- **TASK TO CARRY OUT**: Lines containing the word "screenshot" should be extracted in full.

- **DATA ROWS**:
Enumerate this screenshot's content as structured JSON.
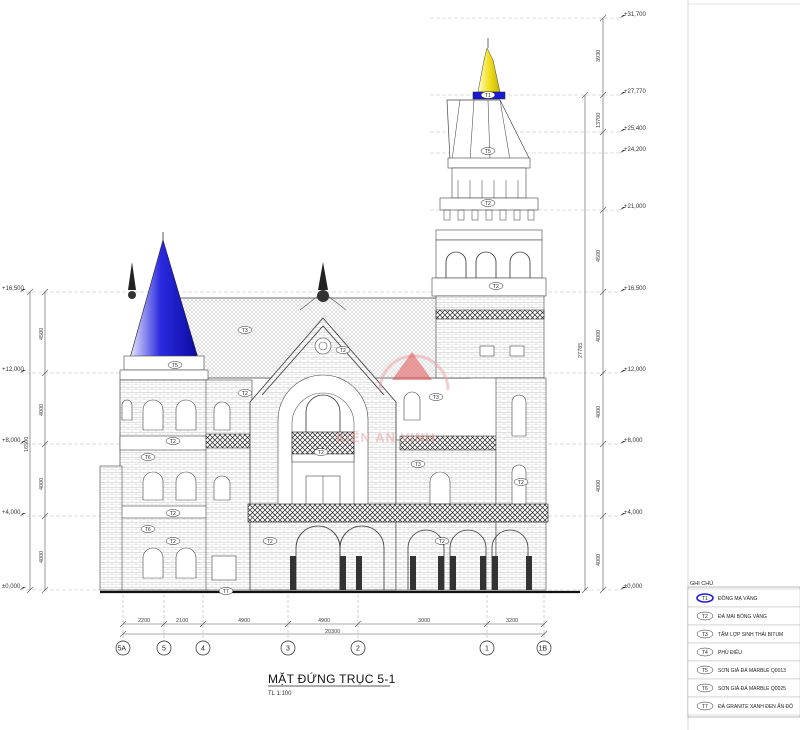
{
  "title": "MẶT ĐỨNG TRỤC 5-1",
  "scale": "TL 1:100",
  "watermark": "KIẾN AN VINH",
  "levels": [
    "+31,700",
    "+27,770",
    "+25,400",
    "+24,200",
    "+21,000",
    "+16,500",
    "+12,000",
    "+8,000",
    "+4,000",
    "±0,000"
  ],
  "levels_left": [
    "+16,500",
    "+12,000",
    "+8,000",
    "+4,000",
    "±0,000"
  ],
  "dims_right": [
    "3930",
    "13700",
    "4500",
    "4000",
    "4000",
    "4000",
    "4000"
  ],
  "dims_right_total": "27785",
  "dims_left": [
    "4500",
    "4000",
    "4000",
    "4000"
  ],
  "dims_left_total": "16500",
  "dims_bottom": [
    "2200",
    "2100",
    "4900",
    "4900",
    "3000",
    "3200"
  ],
  "dims_bottom_total": "20300",
  "axes": [
    "5A",
    "5",
    "4",
    "3",
    "2",
    "1",
    "1B"
  ],
  "tags": [
    "T1",
    "T5",
    "T2",
    "T2",
    "T5",
    "T3",
    "T2",
    "T2",
    "T3",
    "T2",
    "T6",
    "T2",
    "T6",
    "T2",
    "T7",
    "T3",
    "T2",
    "T2",
    "T2",
    "T2"
  ],
  "legend": {
    "title": "GHI CHÚ",
    "items": [
      {
        "code": "T1",
        "label": "ĐỒNG MẠ VÀNG"
      },
      {
        "code": "T2",
        "label": "ĐÁ MÀI BÓNG VÀNG"
      },
      {
        "code": "T3",
        "label": "TẤM LỢP SINH THÁI BITUM"
      },
      {
        "code": "T4",
        "label": "PHÙ ĐIÊU"
      },
      {
        "code": "T5",
        "label": "SƠN GIẢ ĐÁ MARBLE Q0013"
      },
      {
        "code": "T6",
        "label": "SƠN GIẢ ĐÁ MARBLE Q0025"
      },
      {
        "code": "T7",
        "label": "ĐÁ GRANITE XANH ĐEN ẤN ĐỘ"
      }
    ]
  },
  "colors": {
    "tower_cap": "#f0e030",
    "spire_blue": "#1a1ad8",
    "line": "#444444",
    "watermark": "#e8a0a0"
  }
}
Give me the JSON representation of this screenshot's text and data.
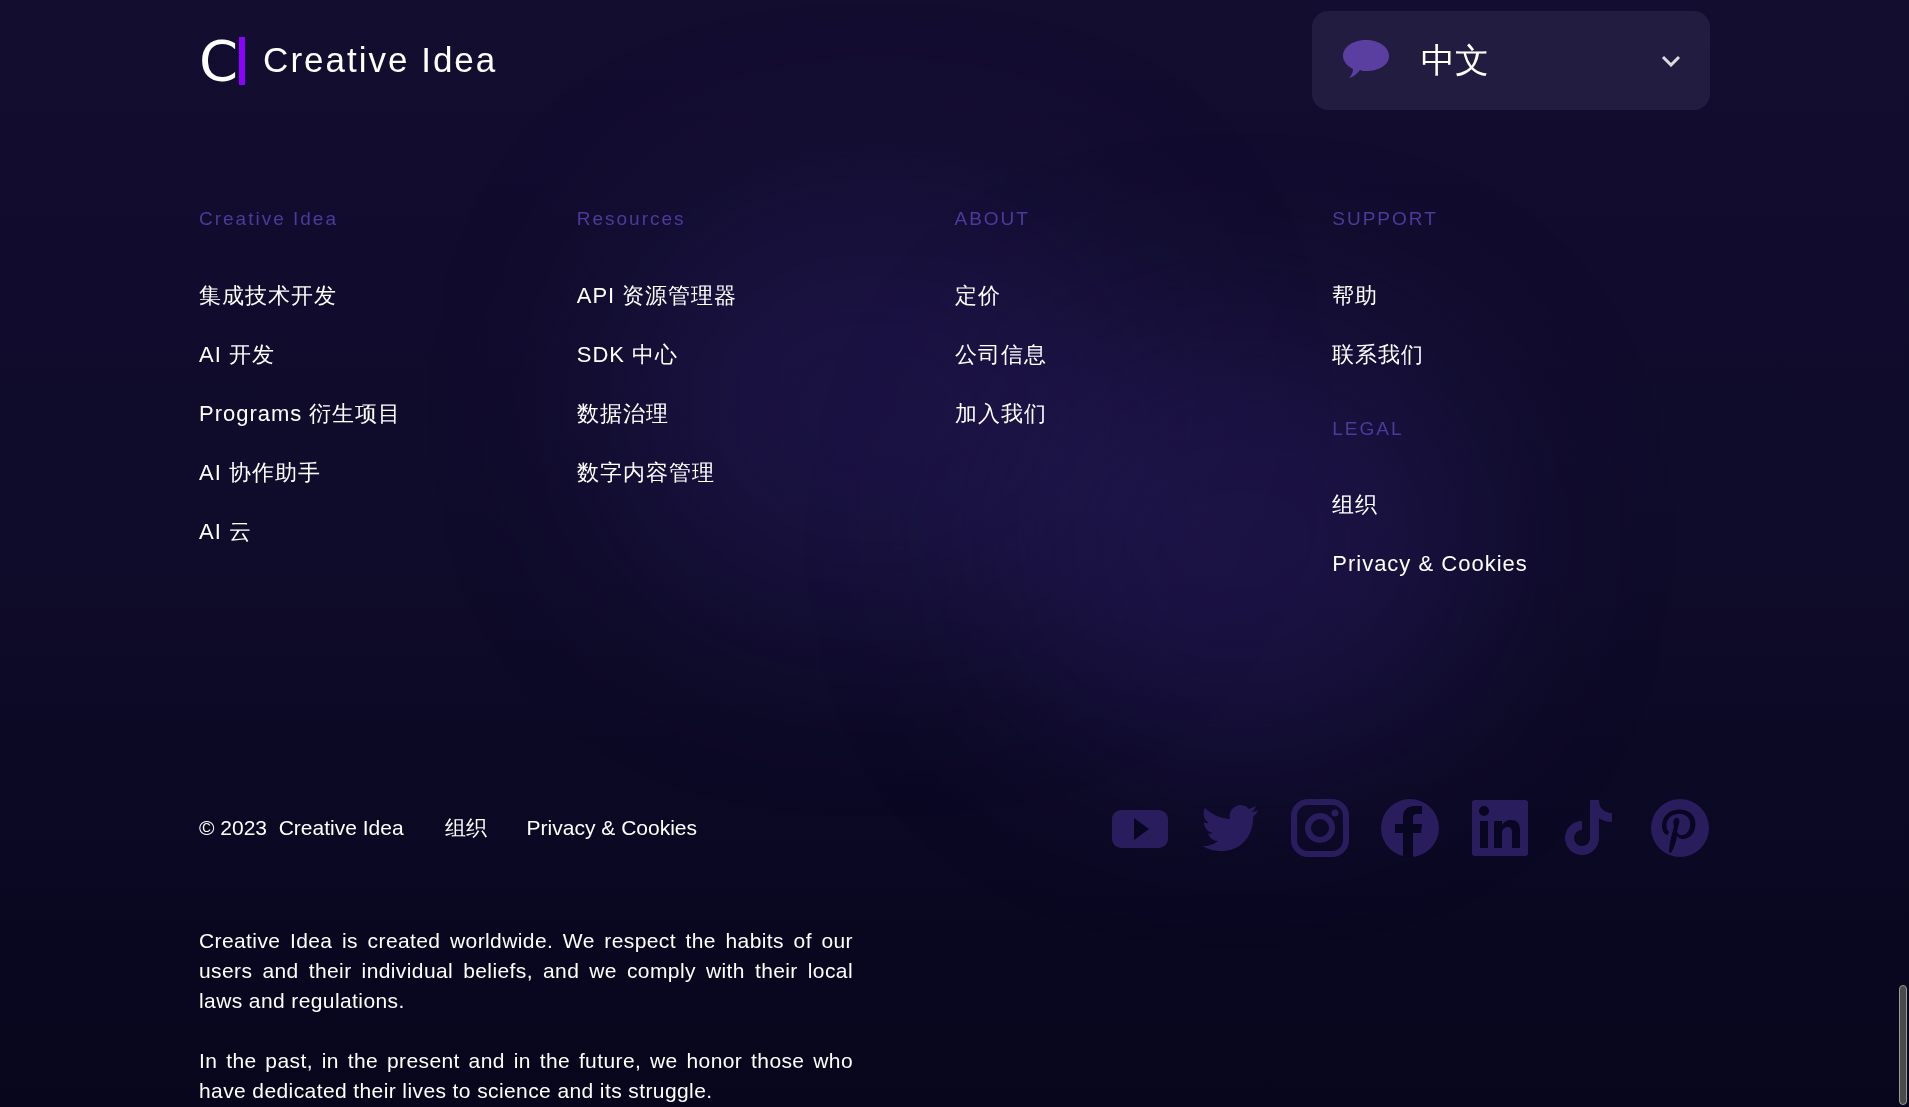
{
  "logo": {
    "mark_letter": "C",
    "name": "Creative Idea"
  },
  "language_selector": {
    "value": "中文",
    "expanded": false
  },
  "columns": [
    {
      "heading": "Creative Idea",
      "links": [
        "集成技术开发",
        "AI 开发",
        "Programs 衍生项目",
        "AI 协作助手",
        "AI 云"
      ]
    },
    {
      "heading": "Resources",
      "links": [
        "API 资源管理器",
        "SDK 中心",
        "数据治理",
        "数字内容管理"
      ]
    },
    {
      "heading": "ABOUT",
      "links": [
        "定价",
        "公司信息",
        "加入我们"
      ]
    },
    {
      "heading": "SUPPORT",
      "links": [
        "帮助",
        "联系我们"
      ],
      "subsection": {
        "heading": "LEGAL",
        "links": [
          "组织",
          "Privacy & Cookies"
        ]
      }
    }
  ],
  "copyright": "© 2023  Creative Idea",
  "bottom_links": [
    "组织",
    "Privacy & Cookies"
  ],
  "social": [
    {
      "kind": "youtube"
    },
    {
      "kind": "twitter"
    },
    {
      "kind": "instagram"
    },
    {
      "kind": "facebook"
    },
    {
      "kind": "linkedin"
    },
    {
      "kind": "tiktok"
    },
    {
      "kind": "pinterest"
    }
  ],
  "paragraphs": [
    "Creative Idea is created worldwide. We respect the habits of our users and their individual beliefs, and we comply with their local laws and regulations.",
    "In the past, in the present and in the future, we honor those who have dedicated their lives to science and its struggle."
  ]
}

- **COMPLETE ANSWER**:
Enumerate this screenshot's content as structured JSON.
Give me the JSON representation of this screenshot's text and data.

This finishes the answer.